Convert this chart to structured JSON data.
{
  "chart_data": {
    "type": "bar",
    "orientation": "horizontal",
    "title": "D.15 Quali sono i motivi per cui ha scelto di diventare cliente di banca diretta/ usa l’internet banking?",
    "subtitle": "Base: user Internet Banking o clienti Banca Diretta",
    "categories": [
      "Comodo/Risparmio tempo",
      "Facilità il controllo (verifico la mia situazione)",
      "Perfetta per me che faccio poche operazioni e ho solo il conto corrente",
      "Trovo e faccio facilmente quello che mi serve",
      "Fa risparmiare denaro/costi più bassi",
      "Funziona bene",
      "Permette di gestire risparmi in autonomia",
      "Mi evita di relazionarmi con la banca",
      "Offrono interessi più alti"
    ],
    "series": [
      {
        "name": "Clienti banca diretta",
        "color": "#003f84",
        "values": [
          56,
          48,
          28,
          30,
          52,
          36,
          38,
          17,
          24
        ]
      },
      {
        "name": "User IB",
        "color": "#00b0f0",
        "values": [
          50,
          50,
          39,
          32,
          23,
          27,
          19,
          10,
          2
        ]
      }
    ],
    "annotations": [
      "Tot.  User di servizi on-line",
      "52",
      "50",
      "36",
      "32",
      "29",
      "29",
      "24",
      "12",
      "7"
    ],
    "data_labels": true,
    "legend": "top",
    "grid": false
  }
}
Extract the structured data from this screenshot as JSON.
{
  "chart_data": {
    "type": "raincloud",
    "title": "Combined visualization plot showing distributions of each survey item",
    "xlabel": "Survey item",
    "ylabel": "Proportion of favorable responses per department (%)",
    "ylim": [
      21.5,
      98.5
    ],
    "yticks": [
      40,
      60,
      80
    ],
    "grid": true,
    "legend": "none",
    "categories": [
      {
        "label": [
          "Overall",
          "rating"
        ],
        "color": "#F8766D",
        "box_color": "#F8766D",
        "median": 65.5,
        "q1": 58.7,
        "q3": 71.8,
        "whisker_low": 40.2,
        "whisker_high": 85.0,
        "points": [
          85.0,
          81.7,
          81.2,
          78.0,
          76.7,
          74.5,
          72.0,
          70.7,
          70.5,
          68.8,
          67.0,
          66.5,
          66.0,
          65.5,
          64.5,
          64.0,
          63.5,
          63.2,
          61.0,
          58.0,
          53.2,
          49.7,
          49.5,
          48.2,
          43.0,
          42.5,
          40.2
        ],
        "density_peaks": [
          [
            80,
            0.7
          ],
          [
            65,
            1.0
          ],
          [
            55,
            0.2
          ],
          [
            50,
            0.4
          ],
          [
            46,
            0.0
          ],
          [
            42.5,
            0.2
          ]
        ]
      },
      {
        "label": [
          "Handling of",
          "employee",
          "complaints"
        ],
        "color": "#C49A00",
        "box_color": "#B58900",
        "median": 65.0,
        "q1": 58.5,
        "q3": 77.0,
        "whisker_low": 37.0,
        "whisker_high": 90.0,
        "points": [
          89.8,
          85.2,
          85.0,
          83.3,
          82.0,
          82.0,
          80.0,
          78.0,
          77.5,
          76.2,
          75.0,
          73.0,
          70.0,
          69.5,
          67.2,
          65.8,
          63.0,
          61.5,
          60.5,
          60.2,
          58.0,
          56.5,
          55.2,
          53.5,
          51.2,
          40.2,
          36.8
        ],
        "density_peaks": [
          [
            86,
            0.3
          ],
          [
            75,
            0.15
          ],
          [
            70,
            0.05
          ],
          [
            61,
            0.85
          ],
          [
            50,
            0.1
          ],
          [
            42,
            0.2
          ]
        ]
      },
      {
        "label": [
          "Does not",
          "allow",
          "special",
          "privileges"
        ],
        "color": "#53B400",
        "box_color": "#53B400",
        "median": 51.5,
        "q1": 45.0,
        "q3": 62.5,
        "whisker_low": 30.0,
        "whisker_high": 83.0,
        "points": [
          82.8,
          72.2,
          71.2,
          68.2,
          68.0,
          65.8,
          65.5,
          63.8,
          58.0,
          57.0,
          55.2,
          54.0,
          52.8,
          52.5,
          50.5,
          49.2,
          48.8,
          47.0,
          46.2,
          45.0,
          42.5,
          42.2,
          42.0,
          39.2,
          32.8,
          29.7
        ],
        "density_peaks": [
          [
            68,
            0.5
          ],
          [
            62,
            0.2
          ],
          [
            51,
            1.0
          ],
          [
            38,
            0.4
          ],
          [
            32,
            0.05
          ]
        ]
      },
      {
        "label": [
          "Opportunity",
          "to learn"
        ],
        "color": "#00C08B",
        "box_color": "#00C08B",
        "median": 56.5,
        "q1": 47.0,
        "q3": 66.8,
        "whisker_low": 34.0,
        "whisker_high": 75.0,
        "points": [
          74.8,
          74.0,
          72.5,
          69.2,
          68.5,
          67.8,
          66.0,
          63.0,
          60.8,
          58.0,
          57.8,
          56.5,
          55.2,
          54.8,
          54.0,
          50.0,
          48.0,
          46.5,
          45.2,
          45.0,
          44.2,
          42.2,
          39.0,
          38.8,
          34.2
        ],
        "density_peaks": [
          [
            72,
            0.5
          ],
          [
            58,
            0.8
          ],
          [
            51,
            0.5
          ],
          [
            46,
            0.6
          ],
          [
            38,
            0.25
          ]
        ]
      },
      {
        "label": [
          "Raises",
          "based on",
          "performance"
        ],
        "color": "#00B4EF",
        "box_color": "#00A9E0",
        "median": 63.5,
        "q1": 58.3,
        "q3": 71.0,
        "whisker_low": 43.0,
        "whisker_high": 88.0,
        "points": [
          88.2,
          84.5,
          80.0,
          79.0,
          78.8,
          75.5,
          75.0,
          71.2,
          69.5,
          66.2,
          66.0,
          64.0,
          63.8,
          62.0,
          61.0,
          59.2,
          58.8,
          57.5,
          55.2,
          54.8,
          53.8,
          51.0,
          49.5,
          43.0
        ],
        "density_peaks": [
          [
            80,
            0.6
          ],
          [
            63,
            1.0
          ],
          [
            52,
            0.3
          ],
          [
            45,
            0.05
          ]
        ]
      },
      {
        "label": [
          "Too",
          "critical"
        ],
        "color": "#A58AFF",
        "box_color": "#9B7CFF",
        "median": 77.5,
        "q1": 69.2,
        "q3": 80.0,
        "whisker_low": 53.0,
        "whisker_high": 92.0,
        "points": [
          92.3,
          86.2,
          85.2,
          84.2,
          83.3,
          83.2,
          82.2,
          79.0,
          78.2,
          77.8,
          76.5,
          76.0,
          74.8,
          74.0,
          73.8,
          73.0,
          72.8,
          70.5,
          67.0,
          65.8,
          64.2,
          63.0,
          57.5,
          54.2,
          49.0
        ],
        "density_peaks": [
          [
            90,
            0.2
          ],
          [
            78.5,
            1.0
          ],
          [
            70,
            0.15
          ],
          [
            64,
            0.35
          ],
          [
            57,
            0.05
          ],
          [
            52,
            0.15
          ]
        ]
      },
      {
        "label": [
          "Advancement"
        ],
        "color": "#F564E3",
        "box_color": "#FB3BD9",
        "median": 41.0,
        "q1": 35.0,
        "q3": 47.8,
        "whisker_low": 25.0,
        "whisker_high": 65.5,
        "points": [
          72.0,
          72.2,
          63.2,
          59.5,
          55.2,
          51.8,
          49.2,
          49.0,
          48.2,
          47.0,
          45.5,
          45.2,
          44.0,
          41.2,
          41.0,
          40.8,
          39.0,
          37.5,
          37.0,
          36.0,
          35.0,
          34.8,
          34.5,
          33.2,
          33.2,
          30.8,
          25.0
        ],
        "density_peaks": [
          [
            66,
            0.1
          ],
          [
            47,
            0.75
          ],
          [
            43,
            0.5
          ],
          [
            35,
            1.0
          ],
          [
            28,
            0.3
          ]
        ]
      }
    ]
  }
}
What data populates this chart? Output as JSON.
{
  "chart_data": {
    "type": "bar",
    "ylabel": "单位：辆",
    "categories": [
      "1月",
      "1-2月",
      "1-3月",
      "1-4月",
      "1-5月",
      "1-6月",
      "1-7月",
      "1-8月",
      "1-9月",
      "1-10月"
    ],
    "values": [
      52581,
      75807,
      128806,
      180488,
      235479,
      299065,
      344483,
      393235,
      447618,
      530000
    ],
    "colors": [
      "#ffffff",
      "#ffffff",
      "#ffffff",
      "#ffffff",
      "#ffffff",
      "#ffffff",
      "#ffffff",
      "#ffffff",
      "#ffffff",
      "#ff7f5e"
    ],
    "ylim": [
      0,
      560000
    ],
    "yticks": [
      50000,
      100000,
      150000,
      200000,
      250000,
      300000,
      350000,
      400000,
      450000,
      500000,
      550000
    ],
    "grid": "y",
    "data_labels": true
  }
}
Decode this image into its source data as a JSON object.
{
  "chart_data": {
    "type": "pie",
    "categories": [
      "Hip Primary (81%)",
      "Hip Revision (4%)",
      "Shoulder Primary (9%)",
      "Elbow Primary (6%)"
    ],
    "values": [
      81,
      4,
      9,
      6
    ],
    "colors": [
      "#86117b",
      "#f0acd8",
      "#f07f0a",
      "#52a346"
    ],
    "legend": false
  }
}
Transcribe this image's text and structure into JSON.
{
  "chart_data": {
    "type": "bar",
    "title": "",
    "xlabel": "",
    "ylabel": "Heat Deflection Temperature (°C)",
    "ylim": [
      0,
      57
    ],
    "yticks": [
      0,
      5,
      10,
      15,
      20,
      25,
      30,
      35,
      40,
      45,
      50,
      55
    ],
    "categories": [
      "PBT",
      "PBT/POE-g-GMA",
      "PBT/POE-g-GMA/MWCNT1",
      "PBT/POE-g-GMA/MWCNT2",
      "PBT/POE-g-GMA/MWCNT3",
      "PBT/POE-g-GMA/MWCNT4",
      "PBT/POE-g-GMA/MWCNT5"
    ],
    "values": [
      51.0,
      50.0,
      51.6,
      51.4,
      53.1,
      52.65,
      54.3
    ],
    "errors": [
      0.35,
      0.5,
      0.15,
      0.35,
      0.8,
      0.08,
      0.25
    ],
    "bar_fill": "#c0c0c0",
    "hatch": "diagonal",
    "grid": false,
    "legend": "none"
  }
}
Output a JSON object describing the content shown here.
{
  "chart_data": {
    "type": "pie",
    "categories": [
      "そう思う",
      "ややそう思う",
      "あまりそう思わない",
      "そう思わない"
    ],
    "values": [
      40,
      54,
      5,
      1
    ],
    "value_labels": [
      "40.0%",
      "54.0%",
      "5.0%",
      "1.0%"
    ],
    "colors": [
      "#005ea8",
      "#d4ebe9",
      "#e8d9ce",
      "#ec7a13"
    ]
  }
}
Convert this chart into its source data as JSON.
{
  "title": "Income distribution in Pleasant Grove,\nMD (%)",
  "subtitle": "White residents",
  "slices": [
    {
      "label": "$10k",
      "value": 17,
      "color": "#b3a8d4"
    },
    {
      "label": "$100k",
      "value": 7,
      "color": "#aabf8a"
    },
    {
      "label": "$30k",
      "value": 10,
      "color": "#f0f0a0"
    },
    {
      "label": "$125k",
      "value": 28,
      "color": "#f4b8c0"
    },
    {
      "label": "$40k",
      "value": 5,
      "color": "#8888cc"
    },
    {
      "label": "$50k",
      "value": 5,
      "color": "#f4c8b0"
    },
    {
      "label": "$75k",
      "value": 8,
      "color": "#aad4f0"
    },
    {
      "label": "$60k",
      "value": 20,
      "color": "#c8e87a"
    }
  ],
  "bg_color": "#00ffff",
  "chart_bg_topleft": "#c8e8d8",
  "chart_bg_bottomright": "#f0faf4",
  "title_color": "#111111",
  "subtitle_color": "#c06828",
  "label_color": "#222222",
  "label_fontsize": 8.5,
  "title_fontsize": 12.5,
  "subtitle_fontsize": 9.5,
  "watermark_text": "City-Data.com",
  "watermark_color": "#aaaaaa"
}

------------------------------

**YOUR OBJECTIVE**
Your answer should be only a number: how many lines of the data above contain the string "into"?

**PROBLEM SOLUTION**
3